[Records from a data source]
---

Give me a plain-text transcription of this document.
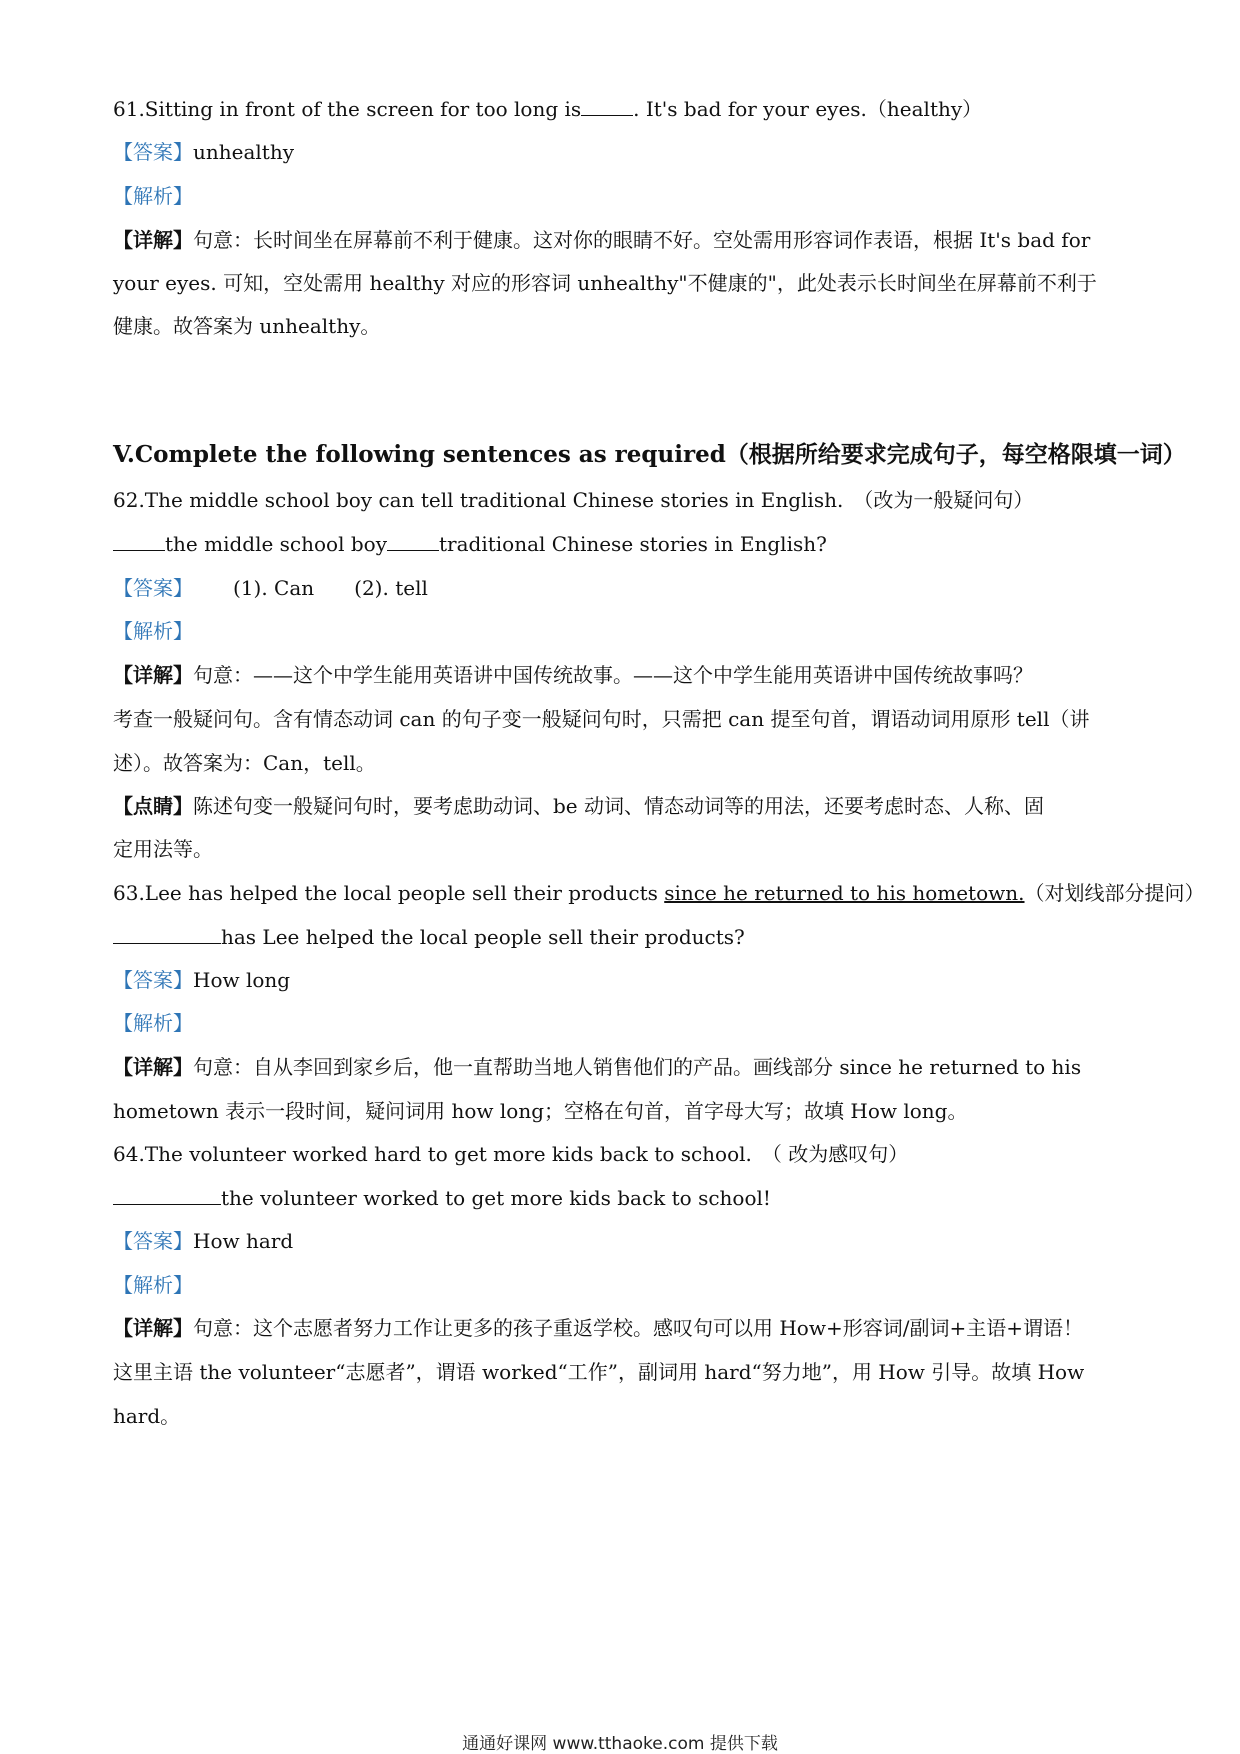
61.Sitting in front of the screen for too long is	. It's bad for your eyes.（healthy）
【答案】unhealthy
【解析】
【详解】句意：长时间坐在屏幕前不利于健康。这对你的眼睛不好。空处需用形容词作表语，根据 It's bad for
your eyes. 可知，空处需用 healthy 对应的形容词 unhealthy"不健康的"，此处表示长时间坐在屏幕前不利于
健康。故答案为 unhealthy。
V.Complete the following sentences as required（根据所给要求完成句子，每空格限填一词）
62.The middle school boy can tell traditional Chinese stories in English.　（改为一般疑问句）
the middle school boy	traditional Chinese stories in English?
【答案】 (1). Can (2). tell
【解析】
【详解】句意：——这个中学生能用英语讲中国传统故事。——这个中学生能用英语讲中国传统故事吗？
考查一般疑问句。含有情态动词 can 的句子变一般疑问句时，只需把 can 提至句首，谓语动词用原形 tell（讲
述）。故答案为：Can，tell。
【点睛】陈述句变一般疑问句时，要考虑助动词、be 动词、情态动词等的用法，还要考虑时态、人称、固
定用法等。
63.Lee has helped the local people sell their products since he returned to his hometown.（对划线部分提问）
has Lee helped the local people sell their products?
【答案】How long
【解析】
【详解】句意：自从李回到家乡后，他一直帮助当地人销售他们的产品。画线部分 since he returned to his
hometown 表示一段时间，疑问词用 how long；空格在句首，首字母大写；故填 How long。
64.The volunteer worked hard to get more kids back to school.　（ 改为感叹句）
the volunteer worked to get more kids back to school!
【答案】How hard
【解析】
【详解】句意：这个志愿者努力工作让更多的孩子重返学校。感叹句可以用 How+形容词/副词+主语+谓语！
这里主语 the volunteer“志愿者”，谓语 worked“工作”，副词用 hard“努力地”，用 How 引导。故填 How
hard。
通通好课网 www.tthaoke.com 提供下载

---

◆ **Task to carry out**:
Count the lines of the listing above that include the word "products" and state the total with nothing else.

◆ **Finished answer**:
2